[Stored items from a collection]
● ● ● ●

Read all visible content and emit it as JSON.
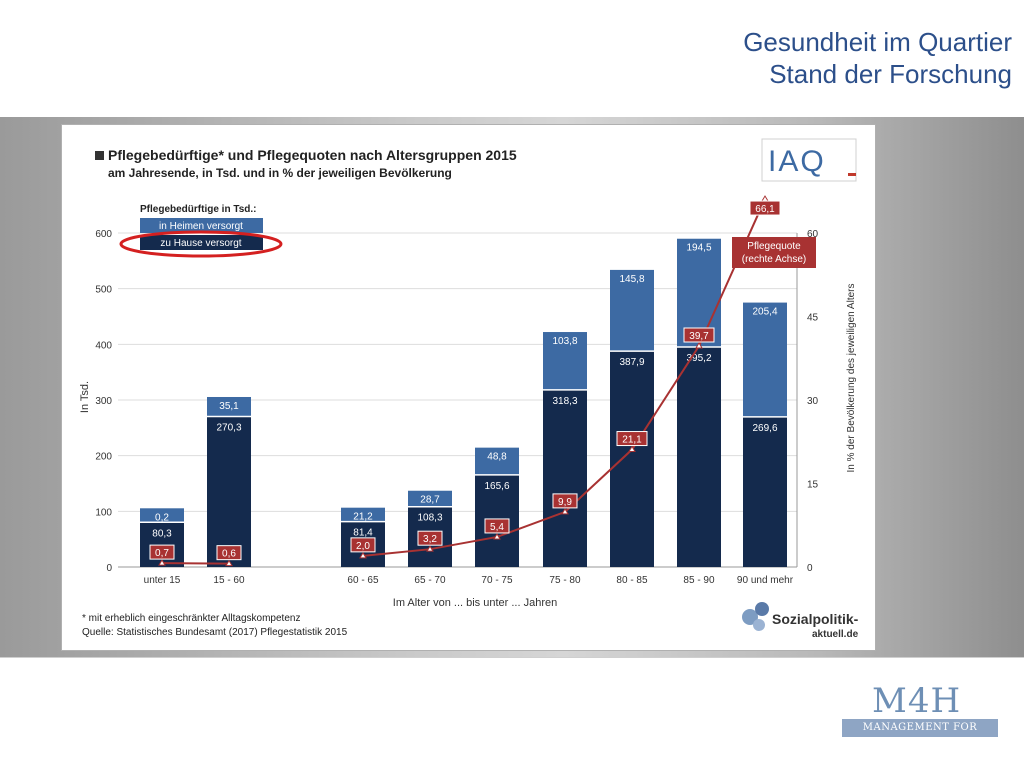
{
  "slide": {
    "title_line1": "Gesundheit im Quartier",
    "title_line2": "Stand der Forschung"
  },
  "logo_m4h": {
    "word": "M4H",
    "tagline": "MANAGEMENT FOR HEALTH"
  },
  "chart_data": {
    "type": "bar",
    "stacked": true,
    "title": "Pflegebedürftige* und Pflegequoten nach Altersgruppen 2015",
    "subtitle": "am Jahresende, in Tsd. und in % der jeweiligen Bevölkerung",
    "xlabel": "Im Alter von ... bis unter ... Jahren",
    "ylabel": "In Tsd.",
    "ylabel_right": "In % der Bevölkerung des jeweiligen Alters",
    "ylim": [
      0,
      600
    ],
    "ylim_right": [
      0,
      60
    ],
    "yticks": [
      0,
      100,
      200,
      300,
      400,
      500,
      600
    ],
    "yticks_right": [
      0,
      15,
      30,
      45,
      60
    ],
    "categories": [
      "unter 15",
      "15 - 60",
      "60 - 65",
      "65 - 70",
      "70 - 75",
      "75 - 80",
      "80 - 85",
      "85 - 90",
      "90 und mehr"
    ],
    "legend_title": "Pflegebedürftige in Tsd.:",
    "series": [
      {
        "name": "zu Hause versorgt",
        "color": "#142a4d",
        "values": [
          80.3,
          270.3,
          81.4,
          108.3,
          165.6,
          318.3,
          387.9,
          395.2,
          269.6
        ],
        "labels": [
          "80,3",
          "270,3",
          "81,4",
          "108,3",
          "165,6",
          "318,3",
          "387,9",
          "395,2",
          "269,6"
        ]
      },
      {
        "name": "in Heimen versorgt",
        "color": "#3d6aa3",
        "values": [
          0.2,
          35.1,
          21.2,
          28.7,
          48.8,
          103.8,
          145.8,
          194.5,
          205.4
        ],
        "labels": [
          "0,2",
          "35,1",
          "21,2",
          "28,7",
          "48,8",
          "103,8",
          "145,8",
          "194,5",
          "205,4"
        ]
      }
    ],
    "line": {
      "name": "Pflegequote (rechte Achse)",
      "name_line1": "Pflegequote",
      "name_line2": "(rechte Achse)",
      "color": "#a83232",
      "values": [
        0.7,
        0.6,
        2.0,
        3.2,
        5.4,
        9.9,
        21.1,
        39.7,
        66.1
      ],
      "labels": [
        "0,7",
        "0,6",
        "2,0",
        "3,2",
        "5,4",
        "9,9",
        "21,1",
        "39,7",
        "66,1"
      ]
    },
    "footnote": "* mit erheblich eingeschränkter Alltagskompetenz",
    "source": "Quelle: Statistisches Bundesamt (2017) Pflegestatistik 2015",
    "brand_iaq": "IAQ",
    "brand_sozialpolitik_line1": "Sozialpolitik-",
    "brand_sozialpolitik_line2": "aktuell.de",
    "highlight": "red ellipse around legend entry 'zu Hause versorgt'"
  }
}
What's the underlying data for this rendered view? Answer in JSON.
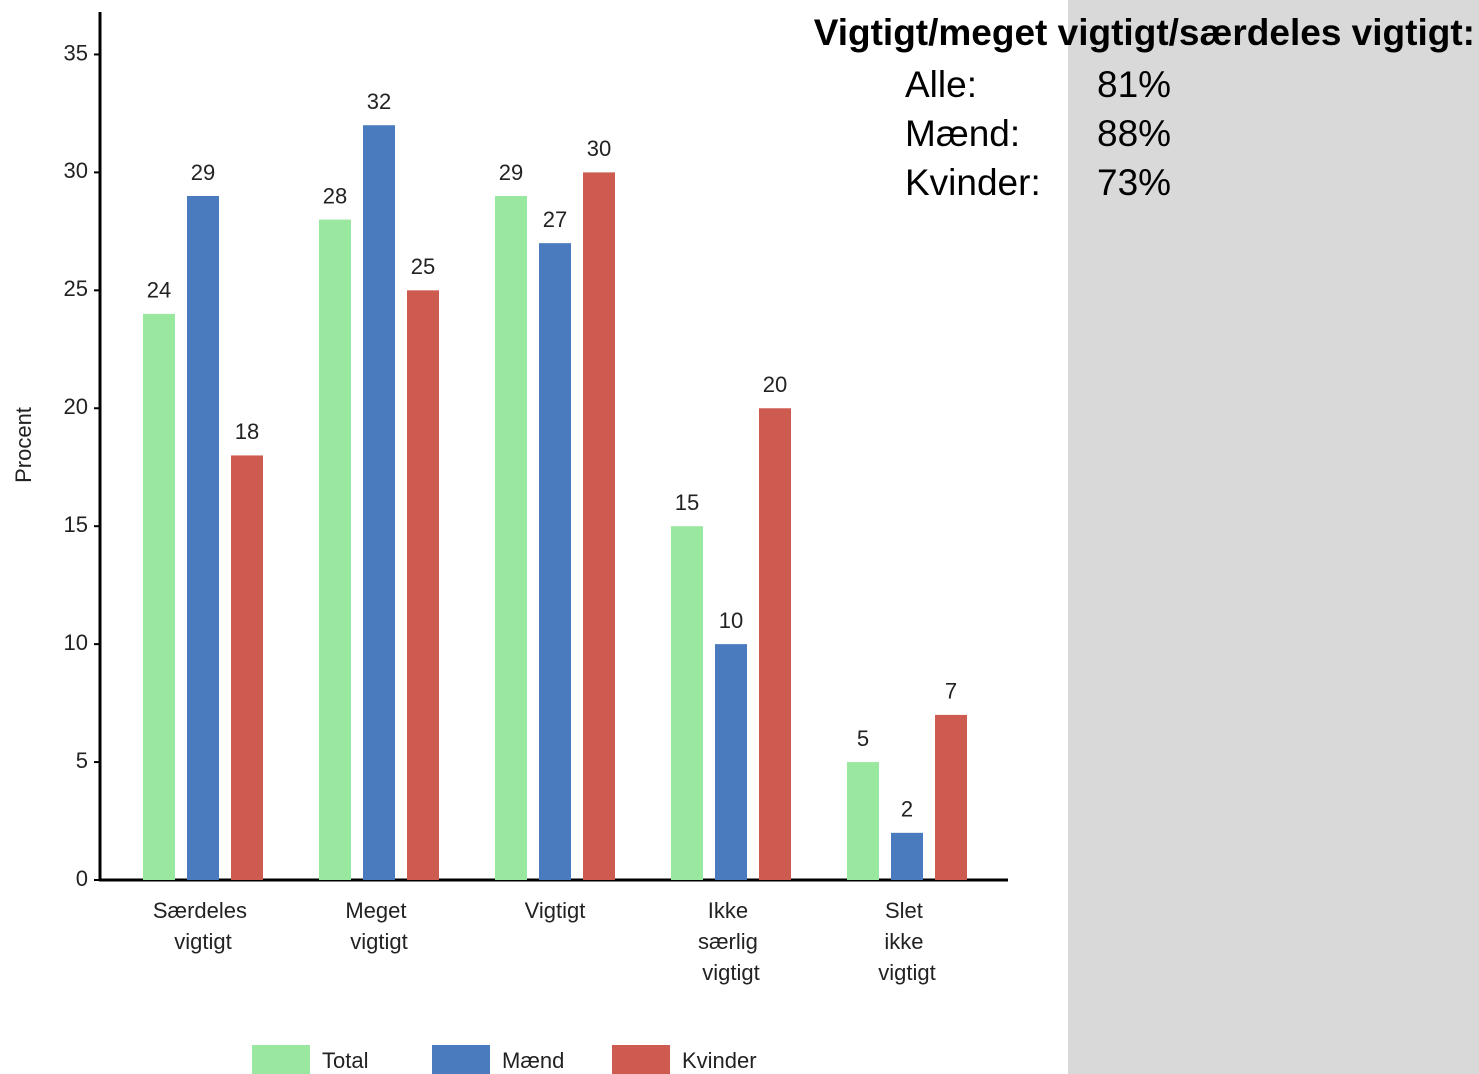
{
  "chart_data": {
    "type": "bar",
    "y_label": "Procent",
    "categories": [
      "Særdeles vigtigt",
      "Meget vigtigt",
      "Vigtigt",
      "Ikke særlig vigtigt",
      "Slet ikke vigtigt"
    ],
    "series": [
      {
        "name": "Total",
        "color": "#9ae8a0",
        "values": [
          24,
          28,
          29,
          15,
          5
        ]
      },
      {
        "name": "Mænd",
        "color": "#4a7bbf",
        "values": [
          29,
          32,
          27,
          10,
          2
        ]
      },
      {
        "name": "Kvinder",
        "color": "#cd5b50",
        "values": [
          18,
          25,
          30,
          20,
          7
        ]
      }
    ],
    "ylim": [
      0,
      36.8
    ],
    "yticks": [
      0,
      5,
      10,
      15,
      20,
      25,
      30,
      35
    ],
    "grid": false,
    "annotation": {
      "title": "Vigtigt/meget vigtigt/særdeles vigtigt:",
      "labels": [
        "Alle:",
        "Mænd:",
        "Kvinder:"
      ],
      "values": [
        81,
        88,
        73
      ],
      "value_labels": [
        "81%",
        "88%",
        "73%"
      ]
    }
  }
}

● ● ● ●

-- TASK GOAL --
Nothing but the pictures may be dropped; output the records above exactly.

-- FULL RESPONSE --
Read all visible content and emit it as JSON.
{
  "slide": {
    "title_line1": "Gesundheit im Quartier",
    "title_line2": "Stand der Forschung"
  },
  "logo_m4h": {
    "word": "M4H",
    "tagline": "MANAGEMENT FOR HEALTH"
  },
  "chart_data": {
    "type": "bar",
    "stacked": true,
    "title": "Pflegebedürftige* und Pflegequoten nach Altersgruppen 2015",
    "subtitle": "am Jahresende, in Tsd. und in % der jeweiligen Bevölkerung",
    "xlabel": "Im Alter von ... bis unter ... Jahren",
    "ylabel": "In Tsd.",
    "ylabel_right": "In % der Bevölkerung des jeweiligen Alters",
    "ylim": [
      0,
      600
    ],
    "ylim_right": [
      0,
      60
    ],
    "yticks": [
      0,
      100,
      200,
      300,
      400,
      500,
      600
    ],
    "yticks_right": [
      0,
      15,
      30,
      45,
      60
    ],
    "categories": [
      "unter 15",
      "15 - 60",
      "60 - 65",
      "65 - 70",
      "70 - 75",
      "75 - 80",
      "80 - 85",
      "85 - 90",
      "90 und mehr"
    ],
    "legend_title": "Pflegebedürftige in Tsd.:",
    "series": [
      {
        "name": "zu Hause versorgt",
        "color": "#142a4d",
        "values": [
          80.3,
          270.3,
          81.4,
          108.3,
          165.6,
          318.3,
          387.9,
          395.2,
          269.6
        ],
        "labels": [
          "80,3",
          "270,3",
          "81,4",
          "108,3",
          "165,6",
          "318,3",
          "387,9",
          "395,2",
          "269,6"
        ]
      },
      {
        "name": "in Heimen versorgt",
        "color": "#3d6aa3",
        "values": [
          0.2,
          35.1,
          21.2,
          28.7,
          48.8,
          103.8,
          145.8,
          194.5,
          205.4
        ],
        "labels": [
          "0,2",
          "35,1",
          "21,2",
          "28,7",
          "48,8",
          "103,8",
          "145,8",
          "194,5",
          "205,4"
        ]
      }
    ],
    "line": {
      "name": "Pflegequote (rechte Achse)",
      "name_line1": "Pflegequote",
      "name_line2": "(rechte Achse)",
      "color": "#a83232",
      "values": [
        0.7,
        0.6,
        2.0,
        3.2,
        5.4,
        9.9,
        21.1,
        39.7,
        66.1
      ],
      "labels": [
        "0,7",
        "0,6",
        "2,0",
        "3,2",
        "5,4",
        "9,9",
        "21,1",
        "39,7",
        "66,1"
      ]
    },
    "footnote": "* mit erheblich eingeschränkter Alltagskompetenz",
    "source": "Quelle: Statistisches Bundesamt (2017) Pflegestatistik 2015",
    "brand_iaq": "IAQ",
    "brand_sozialpolitik_line1": "Sozialpolitik-",
    "brand_sozialpolitik_line2": "aktuell.de",
    "highlight": "red ellipse around legend entry 'zu Hause versorgt'"
  }
}
What's the underlying data for this rendered view? Answer in JSON.
{
  "chart_data": {
    "type": "bar",
    "y_label": "Procent",
    "categories": [
      "Særdeles vigtigt",
      "Meget vigtigt",
      "Vigtigt",
      "Ikke særlig vigtigt",
      "Slet ikke vigtigt"
    ],
    "series": [
      {
        "name": "Total",
        "color": "#9ae8a0",
        "values": [
          24,
          28,
          29,
          15,
          5
        ]
      },
      {
        "name": "Mænd",
        "color": "#4a7bbf",
        "values": [
          29,
          32,
          27,
          10,
          2
        ]
      },
      {
        "name": "Kvinder",
        "color": "#cd5b50",
        "values": [
          18,
          25,
          30,
          20,
          7
        ]
      }
    ],
    "ylim": [
      0,
      36.8
    ],
    "yticks": [
      0,
      5,
      10,
      15,
      20,
      25,
      30,
      35
    ],
    "grid": false,
    "annotation": {
      "title": "Vigtigt/meget vigtigt/særdeles vigtigt:",
      "labels": [
        "Alle:",
        "Mænd:",
        "Kvinder:"
      ],
      "values": [
        81,
        88,
        73
      ],
      "value_labels": [
        "81%",
        "88%",
        "73%"
      ]
    }
  }
}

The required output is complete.